Stored data:
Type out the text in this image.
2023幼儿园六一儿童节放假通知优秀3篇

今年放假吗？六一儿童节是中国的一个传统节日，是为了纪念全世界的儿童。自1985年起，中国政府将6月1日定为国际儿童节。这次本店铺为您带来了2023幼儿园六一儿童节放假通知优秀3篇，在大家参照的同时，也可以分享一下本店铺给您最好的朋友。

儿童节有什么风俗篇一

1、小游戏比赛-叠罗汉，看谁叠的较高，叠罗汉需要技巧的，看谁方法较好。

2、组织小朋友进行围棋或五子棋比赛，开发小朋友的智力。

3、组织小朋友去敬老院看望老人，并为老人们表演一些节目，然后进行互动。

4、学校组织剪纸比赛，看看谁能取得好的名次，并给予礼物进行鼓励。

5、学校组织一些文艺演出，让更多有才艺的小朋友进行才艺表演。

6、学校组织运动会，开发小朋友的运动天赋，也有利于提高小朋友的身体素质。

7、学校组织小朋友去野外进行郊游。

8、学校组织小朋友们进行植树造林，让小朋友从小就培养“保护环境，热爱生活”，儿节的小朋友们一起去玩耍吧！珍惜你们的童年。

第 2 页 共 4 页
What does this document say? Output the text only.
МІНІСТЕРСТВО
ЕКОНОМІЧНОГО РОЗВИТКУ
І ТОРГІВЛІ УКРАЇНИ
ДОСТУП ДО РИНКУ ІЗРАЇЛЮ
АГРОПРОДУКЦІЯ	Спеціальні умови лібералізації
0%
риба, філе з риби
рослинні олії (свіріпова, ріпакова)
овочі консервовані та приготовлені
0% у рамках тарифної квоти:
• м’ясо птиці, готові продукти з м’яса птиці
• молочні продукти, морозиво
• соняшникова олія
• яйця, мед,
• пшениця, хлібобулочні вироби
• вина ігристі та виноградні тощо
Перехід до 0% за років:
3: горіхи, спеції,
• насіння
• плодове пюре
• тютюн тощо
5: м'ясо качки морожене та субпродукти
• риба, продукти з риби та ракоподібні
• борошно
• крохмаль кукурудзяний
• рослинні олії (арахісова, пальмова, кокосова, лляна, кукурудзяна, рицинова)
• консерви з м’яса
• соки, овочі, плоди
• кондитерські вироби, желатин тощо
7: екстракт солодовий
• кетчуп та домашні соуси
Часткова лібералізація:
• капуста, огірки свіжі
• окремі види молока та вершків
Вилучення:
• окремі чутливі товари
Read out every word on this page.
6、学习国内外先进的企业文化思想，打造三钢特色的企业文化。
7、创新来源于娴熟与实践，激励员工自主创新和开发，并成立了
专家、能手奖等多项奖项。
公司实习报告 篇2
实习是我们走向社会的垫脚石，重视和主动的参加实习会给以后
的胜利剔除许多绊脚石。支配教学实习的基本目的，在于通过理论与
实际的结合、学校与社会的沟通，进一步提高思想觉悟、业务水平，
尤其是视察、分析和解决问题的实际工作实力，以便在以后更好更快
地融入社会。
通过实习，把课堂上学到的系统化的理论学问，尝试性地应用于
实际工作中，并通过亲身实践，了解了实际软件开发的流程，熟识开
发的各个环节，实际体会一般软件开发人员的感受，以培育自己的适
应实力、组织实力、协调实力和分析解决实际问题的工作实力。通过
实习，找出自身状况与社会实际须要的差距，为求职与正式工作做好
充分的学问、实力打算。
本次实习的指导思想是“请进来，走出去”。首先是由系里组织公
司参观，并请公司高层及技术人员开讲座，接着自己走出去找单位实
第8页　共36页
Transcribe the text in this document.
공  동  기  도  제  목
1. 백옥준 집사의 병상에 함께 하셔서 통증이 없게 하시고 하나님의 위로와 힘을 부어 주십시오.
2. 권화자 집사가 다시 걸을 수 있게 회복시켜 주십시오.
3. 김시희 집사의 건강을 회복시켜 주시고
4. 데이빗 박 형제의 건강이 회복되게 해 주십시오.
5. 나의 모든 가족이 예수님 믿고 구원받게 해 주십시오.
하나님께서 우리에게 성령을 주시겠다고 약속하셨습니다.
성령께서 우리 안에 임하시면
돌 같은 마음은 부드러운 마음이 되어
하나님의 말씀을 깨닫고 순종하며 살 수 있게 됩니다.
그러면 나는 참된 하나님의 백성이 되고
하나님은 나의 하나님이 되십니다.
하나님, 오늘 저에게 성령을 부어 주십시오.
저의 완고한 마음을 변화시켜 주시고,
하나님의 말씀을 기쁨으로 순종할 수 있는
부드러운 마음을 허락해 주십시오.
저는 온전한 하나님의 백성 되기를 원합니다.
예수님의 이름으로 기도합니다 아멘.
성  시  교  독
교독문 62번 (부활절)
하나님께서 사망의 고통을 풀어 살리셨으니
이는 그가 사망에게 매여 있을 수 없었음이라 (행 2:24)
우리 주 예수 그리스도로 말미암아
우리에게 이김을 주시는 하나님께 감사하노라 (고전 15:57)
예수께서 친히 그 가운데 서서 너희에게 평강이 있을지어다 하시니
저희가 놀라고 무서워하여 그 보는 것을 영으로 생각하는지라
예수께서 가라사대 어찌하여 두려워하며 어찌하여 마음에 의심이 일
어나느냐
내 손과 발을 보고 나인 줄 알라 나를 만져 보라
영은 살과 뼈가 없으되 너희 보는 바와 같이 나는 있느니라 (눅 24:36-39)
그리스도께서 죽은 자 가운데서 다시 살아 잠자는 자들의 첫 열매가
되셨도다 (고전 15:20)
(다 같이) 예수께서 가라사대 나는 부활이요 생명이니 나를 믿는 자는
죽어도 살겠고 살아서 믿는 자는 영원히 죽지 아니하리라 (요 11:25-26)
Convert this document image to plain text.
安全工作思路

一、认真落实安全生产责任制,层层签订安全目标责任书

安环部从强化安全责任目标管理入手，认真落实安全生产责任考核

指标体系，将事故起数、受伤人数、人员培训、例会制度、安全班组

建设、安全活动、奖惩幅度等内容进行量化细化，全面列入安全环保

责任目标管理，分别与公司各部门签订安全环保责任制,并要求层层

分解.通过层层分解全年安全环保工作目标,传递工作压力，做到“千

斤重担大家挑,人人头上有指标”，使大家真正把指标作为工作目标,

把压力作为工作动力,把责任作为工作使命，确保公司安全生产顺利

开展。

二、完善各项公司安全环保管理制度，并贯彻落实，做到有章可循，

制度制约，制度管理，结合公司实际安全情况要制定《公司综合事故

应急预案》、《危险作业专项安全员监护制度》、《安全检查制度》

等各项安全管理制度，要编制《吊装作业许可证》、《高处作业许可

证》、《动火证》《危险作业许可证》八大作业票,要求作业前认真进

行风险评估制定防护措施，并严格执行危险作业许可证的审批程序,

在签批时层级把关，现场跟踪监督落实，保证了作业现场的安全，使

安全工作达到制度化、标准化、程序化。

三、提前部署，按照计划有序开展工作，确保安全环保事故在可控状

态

Task:
Looking at the records above, count the lines where the word "вироби" appears. State only the number.

Finished answer:
2